Leave out any pictures and transcribe all other data below exactly.

**** Information provided

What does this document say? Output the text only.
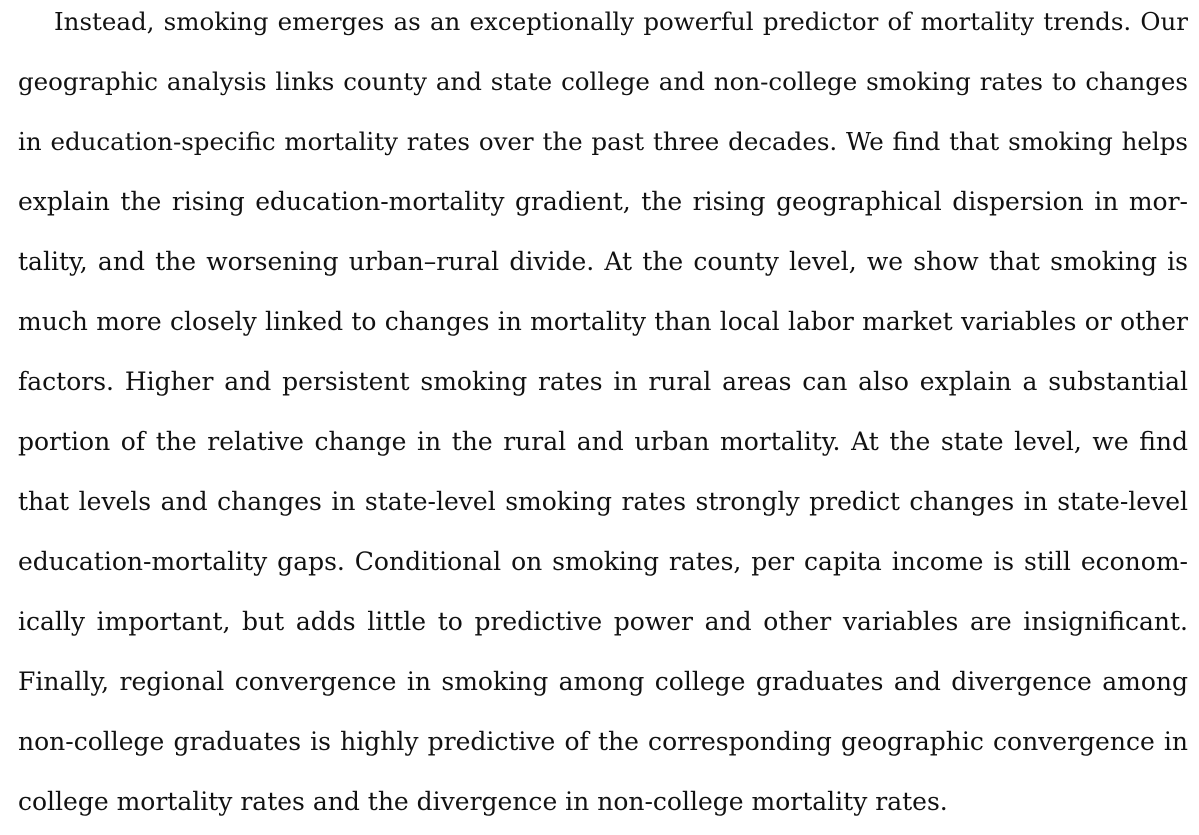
Instead, smoking emerges as an exceptionally powerful predictor of mortality trends. Our
geographic analysis links county and state college and non-college smoking rates to changes
in education-specific mortality rates over the past three decades. We find that smoking helps
explain the rising education-mortality gradient, the rising geographical dispersion in mor-
tality, and the worsening urban–rural divide. At the county level, we show that smoking is
much more closely linked to changes in mortality than local labor market variables or other
factors. Higher and persistent smoking rates in rural areas can also explain a substantial
portion of the relative change in the rural and urban mortality. At the state level, we find
that levels and changes in state-level smoking rates strongly predict changes in state-level
education-mortality gaps. Conditional on smoking rates, per capita income is still econom-
ically important, but adds little to predictive power and other variables are insignificant.
Finally, regional convergence in smoking among college graduates and divergence among
non-college graduates is highly predictive of the corresponding geographic convergence in
college mortality rates and the divergence in non-college mortality rates.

********

## [Output]
What does this document say? Output the text only.
Instead, smoking emerges as an exceptionally powerful predictor of mortality trends. Our
geographic analysis links county and state college and non-college smoking rates to changes
in education-specific mortality rates over the past three decades. We find that smoking helps
explain the rising education-mortality gradient, the rising geographical dispersion in mor-
tality, and the worsening urban–rural divide. At the county level, we show that smoking is
much more closely linked to changes in mortality than local labor market variables or other
factors. Higher and persistent smoking rates in rural areas can also explain a substantial
portion of the relative change in the rural and urban mortality. At the state level, we find
that levels and changes in state-level smoking rates strongly predict changes in state-level
education-mortality gaps. Conditional on smoking rates, per capita income is still econom-
ically important, but adds little to predictive power and other variables are insignificant.
Finally, regional convergence in smoking among college graduates and divergence among
non-college graduates is highly predictive of the corresponding geographic convergence in
college mortality rates and the divergence in non-college mortality rates.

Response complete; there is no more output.